From the listing below, extract every line containing "name".

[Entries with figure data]
====================

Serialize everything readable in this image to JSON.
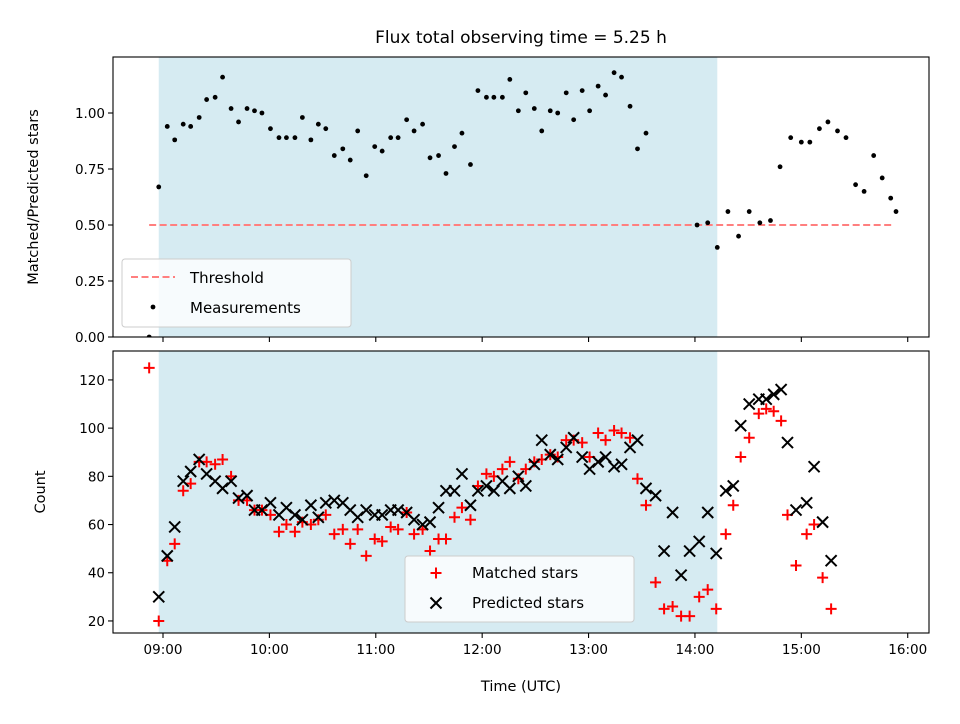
{
  "figure": {
    "title": "Flux total observing time = 5.25 h"
  },
  "chart_data": [
    {
      "type": "scatter",
      "title": "Flux total observing time = 5.25 h",
      "xlabel": "",
      "ylabel": "Matched/Predicted stars",
      "xlim": [
        8.53,
        16.2
      ],
      "ylim": [
        0.0,
        1.25
      ],
      "yticks": [
        "0.00",
        "0.25",
        "0.50",
        "0.75",
        "1.00"
      ],
      "xticks": [
        9,
        10,
        11,
        12,
        13,
        14,
        15,
        16
      ],
      "shaded_span": [
        8.96,
        14.21
      ],
      "threshold": {
        "name": "Threshold",
        "value": 0.5,
        "x_range": [
          8.87,
          15.87
        ],
        "color": "#ff7f7f"
      },
      "legend": {
        "position": "lower-left",
        "entries": [
          "Threshold",
          "Measurements"
        ]
      },
      "series": [
        {
          "name": "Measurements",
          "color": "#000000",
          "points": [
            [
              8.87,
              0.0
            ],
            [
              8.96,
              0.67
            ],
            [
              9.04,
              0.94
            ],
            [
              9.11,
              0.88
            ],
            [
              9.19,
              0.95
            ],
            [
              9.26,
              0.94
            ],
            [
              9.34,
              0.98
            ],
            [
              9.41,
              1.06
            ],
            [
              9.49,
              1.07
            ],
            [
              9.56,
              1.16
            ],
            [
              9.64,
              1.02
            ],
            [
              9.71,
              0.96
            ],
            [
              9.79,
              1.02
            ],
            [
              9.86,
              1.01
            ],
            [
              9.93,
              1.0
            ],
            [
              10.01,
              0.93
            ],
            [
              10.09,
              0.89
            ],
            [
              10.16,
              0.89
            ],
            [
              10.24,
              0.89
            ],
            [
              10.31,
              0.98
            ],
            [
              10.39,
              0.88
            ],
            [
              10.46,
              0.95
            ],
            [
              10.53,
              0.93
            ],
            [
              10.61,
              0.81
            ],
            [
              10.69,
              0.84
            ],
            [
              10.76,
              0.79
            ],
            [
              10.83,
              0.92
            ],
            [
              10.91,
              0.72
            ],
            [
              10.99,
              0.85
            ],
            [
              11.06,
              0.83
            ],
            [
              11.14,
              0.89
            ],
            [
              11.21,
              0.89
            ],
            [
              11.29,
              0.97
            ],
            [
              11.36,
              0.92
            ],
            [
              11.44,
              0.95
            ],
            [
              11.51,
              0.8
            ],
            [
              11.59,
              0.81
            ],
            [
              11.66,
              0.73
            ],
            [
              11.74,
              0.85
            ],
            [
              11.81,
              0.91
            ],
            [
              11.89,
              0.77
            ],
            [
              11.96,
              1.1
            ],
            [
              12.04,
              1.07
            ],
            [
              12.11,
              1.07
            ],
            [
              12.19,
              1.07
            ],
            [
              12.26,
              1.15
            ],
            [
              12.34,
              1.01
            ],
            [
              12.41,
              1.09
            ],
            [
              12.49,
              1.02
            ],
            [
              12.56,
              0.92
            ],
            [
              12.64,
              1.01
            ],
            [
              12.71,
              1.0
            ],
            [
              12.79,
              1.09
            ],
            [
              12.86,
              0.97
            ],
            [
              12.94,
              1.1
            ],
            [
              13.01,
              1.01
            ],
            [
              13.09,
              1.12
            ],
            [
              13.16,
              1.08
            ],
            [
              13.24,
              1.18
            ],
            [
              13.31,
              1.16
            ],
            [
              13.39,
              1.03
            ],
            [
              13.46,
              0.84
            ],
            [
              13.54,
              0.91
            ],
            [
              14.02,
              0.5
            ],
            [
              14.12,
              0.51
            ],
            [
              14.21,
              0.4
            ],
            [
              14.31,
              0.56
            ],
            [
              14.41,
              0.45
            ],
            [
              14.51,
              0.56
            ],
            [
              14.61,
              0.51
            ],
            [
              14.71,
              0.52
            ],
            [
              14.8,
              0.76
            ],
            [
              14.9,
              0.89
            ],
            [
              15.0,
              0.87
            ],
            [
              15.08,
              0.87
            ],
            [
              15.17,
              0.93
            ],
            [
              15.25,
              0.96
            ],
            [
              15.34,
              0.92
            ],
            [
              15.42,
              0.89
            ],
            [
              15.51,
              0.68
            ],
            [
              15.59,
              0.65
            ],
            [
              15.68,
              0.81
            ],
            [
              15.76,
              0.71
            ],
            [
              15.84,
              0.62
            ],
            [
              15.89,
              0.56
            ]
          ]
        }
      ]
    },
    {
      "type": "scatter",
      "title": "",
      "xlabel": "Time (UTC)",
      "ylabel": "Count",
      "xlim": [
        8.53,
        16.2
      ],
      "ylim": [
        15.0,
        132.0
      ],
      "yticks": [
        "20",
        "40",
        "60",
        "80",
        "100",
        "120"
      ],
      "xticks": [
        "09:00",
        "10:00",
        "11:00",
        "12:00",
        "13:00",
        "14:00",
        "15:00",
        "16:00"
      ],
      "shaded_span": [
        8.96,
        14.21
      ],
      "legend": {
        "position": "lower-center",
        "entries": [
          "Matched stars",
          "Predicted stars"
        ]
      },
      "series": [
        {
          "name": "Matched stars",
          "marker": "+",
          "color": "#ff0000",
          "points": [
            [
              8.87,
              125
            ],
            [
              8.96,
              20
            ],
            [
              9.04,
              45
            ],
            [
              9.11,
              52
            ],
            [
              9.19,
              74
            ],
            [
              9.26,
              77
            ],
            [
              9.34,
              86
            ],
            [
              9.41,
              86
            ],
            [
              9.49,
              85
            ],
            [
              9.56,
              87
            ],
            [
              9.64,
              80
            ],
            [
              9.71,
              70
            ],
            [
              9.79,
              70
            ],
            [
              9.86,
              66
            ],
            [
              9.93,
              66
            ],
            [
              10.01,
              64
            ],
            [
              10.09,
              57
            ],
            [
              10.16,
              60
            ],
            [
              10.24,
              57
            ],
            [
              10.31,
              61
            ],
            [
              10.39,
              60
            ],
            [
              10.46,
              62
            ],
            [
              10.53,
              64
            ],
            [
              10.61,
              56
            ],
            [
              10.69,
              58
            ],
            [
              10.76,
              52
            ],
            [
              10.83,
              58
            ],
            [
              10.91,
              47
            ],
            [
              10.99,
              54
            ],
            [
              11.06,
              53
            ],
            [
              11.14,
              59
            ],
            [
              11.21,
              58
            ],
            [
              11.29,
              65
            ],
            [
              11.36,
              56
            ],
            [
              11.44,
              58
            ],
            [
              11.51,
              49
            ],
            [
              11.59,
              54
            ],
            [
              11.66,
              54
            ],
            [
              11.74,
              63
            ],
            [
              11.81,
              67
            ],
            [
              11.89,
              62
            ],
            [
              11.96,
              76
            ],
            [
              12.04,
              81
            ],
            [
              12.11,
              80
            ],
            [
              12.19,
              83
            ],
            [
              12.26,
              86
            ],
            [
              12.34,
              79
            ],
            [
              12.41,
              83
            ],
            [
              12.49,
              86
            ],
            [
              12.56,
              87
            ],
            [
              12.64,
              89
            ],
            [
              12.71,
              88
            ],
            [
              12.79,
              95
            ],
            [
              12.86,
              95
            ],
            [
              12.94,
              94
            ],
            [
              13.01,
              88
            ],
            [
              13.09,
              98
            ],
            [
              13.16,
              95
            ],
            [
              13.24,
              99
            ],
            [
              13.31,
              98
            ],
            [
              13.39,
              96
            ],
            [
              13.46,
              79
            ],
            [
              13.54,
              68
            ],
            [
              13.63,
              36
            ],
            [
              13.71,
              25
            ],
            [
              13.79,
              26
            ],
            [
              13.87,
              22
            ],
            [
              13.95,
              22
            ],
            [
              14.04,
              30
            ],
            [
              14.12,
              33
            ],
            [
              14.2,
              25
            ],
            [
              14.29,
              56
            ],
            [
              14.36,
              68
            ],
            [
              14.43,
              88
            ],
            [
              14.51,
              96
            ],
            [
              14.6,
              106
            ],
            [
              14.67,
              108
            ],
            [
              14.74,
              107
            ],
            [
              14.81,
              103
            ],
            [
              14.87,
              64
            ],
            [
              14.95,
              43
            ],
            [
              15.05,
              56
            ],
            [
              15.12,
              60
            ],
            [
              15.2,
              38
            ],
            [
              15.28,
              25
            ]
          ]
        },
        {
          "name": "Predicted stars",
          "marker": "x",
          "color": "#000000",
          "points": [
            [
              8.96,
              30
            ],
            [
              9.04,
              47
            ],
            [
              9.11,
              59
            ],
            [
              9.19,
              78
            ],
            [
              9.26,
              82
            ],
            [
              9.34,
              87
            ],
            [
              9.41,
              81
            ],
            [
              9.49,
              78
            ],
            [
              9.56,
              75
            ],
            [
              9.64,
              78
            ],
            [
              9.71,
              71
            ],
            [
              9.79,
              72
            ],
            [
              9.86,
              66
            ],
            [
              9.93,
              66
            ],
            [
              10.01,
              69
            ],
            [
              10.09,
              64
            ],
            [
              10.16,
              67
            ],
            [
              10.24,
              64
            ],
            [
              10.31,
              62
            ],
            [
              10.39,
              68
            ],
            [
              10.46,
              63
            ],
            [
              10.53,
              69
            ],
            [
              10.61,
              70
            ],
            [
              10.69,
              69
            ],
            [
              10.76,
              66
            ],
            [
              10.83,
              63
            ],
            [
              10.91,
              66
            ],
            [
              10.99,
              64
            ],
            [
              11.06,
              64
            ],
            [
              11.14,
              66
            ],
            [
              11.21,
              66
            ],
            [
              11.29,
              65
            ],
            [
              11.36,
              62
            ],
            [
              11.44,
              60
            ],
            [
              11.51,
              61
            ],
            [
              11.59,
              67
            ],
            [
              11.66,
              74
            ],
            [
              11.74,
              74
            ],
            [
              11.81,
              81
            ],
            [
              11.89,
              68
            ],
            [
              11.96,
              74
            ],
            [
              12.04,
              76
            ],
            [
              12.11,
              74
            ],
            [
              12.19,
              78
            ],
            [
              12.26,
              75
            ],
            [
              12.34,
              80
            ],
            [
              12.41,
              76
            ],
            [
              12.49,
              85
            ],
            [
              12.56,
              95
            ],
            [
              12.64,
              89
            ],
            [
              12.71,
              87
            ],
            [
              12.79,
              92
            ],
            [
              12.86,
              96
            ],
            [
              12.94,
              88
            ],
            [
              13.01,
              83
            ],
            [
              13.09,
              86
            ],
            [
              13.16,
              88
            ],
            [
              13.24,
              84
            ],
            [
              13.31,
              85
            ],
            [
              13.39,
              92
            ],
            [
              13.46,
              95
            ],
            [
              13.54,
              75
            ],
            [
              13.63,
              72
            ],
            [
              13.71,
              49
            ],
            [
              13.79,
              65
            ],
            [
              13.87,
              39
            ],
            [
              13.95,
              49
            ],
            [
              14.04,
              53
            ],
            [
              14.12,
              65
            ],
            [
              14.2,
              48
            ],
            [
              14.29,
              74
            ],
            [
              14.36,
              76
            ],
            [
              14.43,
              101
            ],
            [
              14.51,
              110
            ],
            [
              14.6,
              112
            ],
            [
              14.67,
              112
            ],
            [
              14.74,
              114
            ],
            [
              14.81,
              116
            ],
            [
              14.87,
              94
            ],
            [
              14.95,
              66
            ],
            [
              15.05,
              69
            ],
            [
              15.12,
              84
            ],
            [
              15.2,
              61
            ],
            [
              15.28,
              45
            ]
          ]
        }
      ]
    }
  ]
}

====================

-- The response --
        "name": "Threshold",
          "name": "Measurements",
          "name": "Matched stars",
          "name": "Predicted stars",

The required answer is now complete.